● **Collection entries**:
BEGIN

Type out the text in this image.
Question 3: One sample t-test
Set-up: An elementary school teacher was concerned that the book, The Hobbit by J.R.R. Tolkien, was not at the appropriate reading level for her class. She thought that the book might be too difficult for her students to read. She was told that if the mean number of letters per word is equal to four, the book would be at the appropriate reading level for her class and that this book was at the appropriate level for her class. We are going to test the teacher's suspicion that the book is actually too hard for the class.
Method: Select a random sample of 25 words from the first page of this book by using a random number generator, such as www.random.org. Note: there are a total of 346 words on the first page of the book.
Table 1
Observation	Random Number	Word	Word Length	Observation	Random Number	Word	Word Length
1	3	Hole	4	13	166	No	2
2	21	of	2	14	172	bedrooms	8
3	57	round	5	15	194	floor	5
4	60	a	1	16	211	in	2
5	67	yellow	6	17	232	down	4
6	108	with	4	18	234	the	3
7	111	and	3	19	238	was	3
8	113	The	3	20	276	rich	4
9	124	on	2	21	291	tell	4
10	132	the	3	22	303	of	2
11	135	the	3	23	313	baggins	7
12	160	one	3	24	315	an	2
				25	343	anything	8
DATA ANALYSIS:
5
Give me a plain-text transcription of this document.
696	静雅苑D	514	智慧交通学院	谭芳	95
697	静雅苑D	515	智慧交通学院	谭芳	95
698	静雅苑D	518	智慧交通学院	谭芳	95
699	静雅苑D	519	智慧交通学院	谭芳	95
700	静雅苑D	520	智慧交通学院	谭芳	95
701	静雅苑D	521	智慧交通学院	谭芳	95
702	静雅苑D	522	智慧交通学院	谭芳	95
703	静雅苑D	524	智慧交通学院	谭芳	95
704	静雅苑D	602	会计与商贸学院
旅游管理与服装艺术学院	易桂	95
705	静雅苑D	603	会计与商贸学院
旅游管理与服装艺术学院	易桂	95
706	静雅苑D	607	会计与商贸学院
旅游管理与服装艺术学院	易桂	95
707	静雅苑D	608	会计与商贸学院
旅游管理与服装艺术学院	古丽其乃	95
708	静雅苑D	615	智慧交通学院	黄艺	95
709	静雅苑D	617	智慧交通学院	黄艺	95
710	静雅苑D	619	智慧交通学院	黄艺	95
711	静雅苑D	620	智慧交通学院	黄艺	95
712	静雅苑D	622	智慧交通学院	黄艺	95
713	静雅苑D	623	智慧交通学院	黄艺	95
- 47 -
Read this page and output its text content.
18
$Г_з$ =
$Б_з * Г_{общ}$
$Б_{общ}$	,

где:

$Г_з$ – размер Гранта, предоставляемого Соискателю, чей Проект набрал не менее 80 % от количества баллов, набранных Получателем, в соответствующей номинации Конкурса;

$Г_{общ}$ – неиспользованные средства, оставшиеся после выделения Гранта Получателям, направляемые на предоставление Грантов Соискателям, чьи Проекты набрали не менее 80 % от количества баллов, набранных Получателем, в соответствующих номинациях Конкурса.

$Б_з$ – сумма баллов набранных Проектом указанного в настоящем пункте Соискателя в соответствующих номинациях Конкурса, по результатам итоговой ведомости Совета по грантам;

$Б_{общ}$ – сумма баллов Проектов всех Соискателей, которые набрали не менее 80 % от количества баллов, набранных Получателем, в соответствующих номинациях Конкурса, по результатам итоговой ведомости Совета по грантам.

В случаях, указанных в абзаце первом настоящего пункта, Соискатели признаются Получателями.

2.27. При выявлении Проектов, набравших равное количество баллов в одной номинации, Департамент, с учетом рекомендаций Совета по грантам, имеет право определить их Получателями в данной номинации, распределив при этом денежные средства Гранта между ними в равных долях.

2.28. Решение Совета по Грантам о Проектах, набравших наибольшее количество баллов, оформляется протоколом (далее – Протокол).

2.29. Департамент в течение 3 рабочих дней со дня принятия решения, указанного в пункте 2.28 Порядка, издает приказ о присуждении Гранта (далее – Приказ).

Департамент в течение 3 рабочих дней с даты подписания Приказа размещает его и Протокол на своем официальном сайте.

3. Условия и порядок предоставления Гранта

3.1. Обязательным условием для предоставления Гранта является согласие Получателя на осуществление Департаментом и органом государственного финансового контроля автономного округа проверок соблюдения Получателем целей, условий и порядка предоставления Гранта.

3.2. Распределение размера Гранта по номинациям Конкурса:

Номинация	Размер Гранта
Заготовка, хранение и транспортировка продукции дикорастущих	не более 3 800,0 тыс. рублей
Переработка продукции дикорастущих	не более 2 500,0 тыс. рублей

END

● **Written instruction**: Copy every line from the entries that contains the word "рабочих".

● **Exercise response**:
2.29. Департамент в течение 3 рабочих дней со дня принятия решения, указанного в пункте 2.28 Порядка, издает приказ о присуждении Гранта (далее – Приказ).
Департамент в течение 3 рабочих дней с даты подписания Приказа размещает его и Протокол на своем официальном сайте.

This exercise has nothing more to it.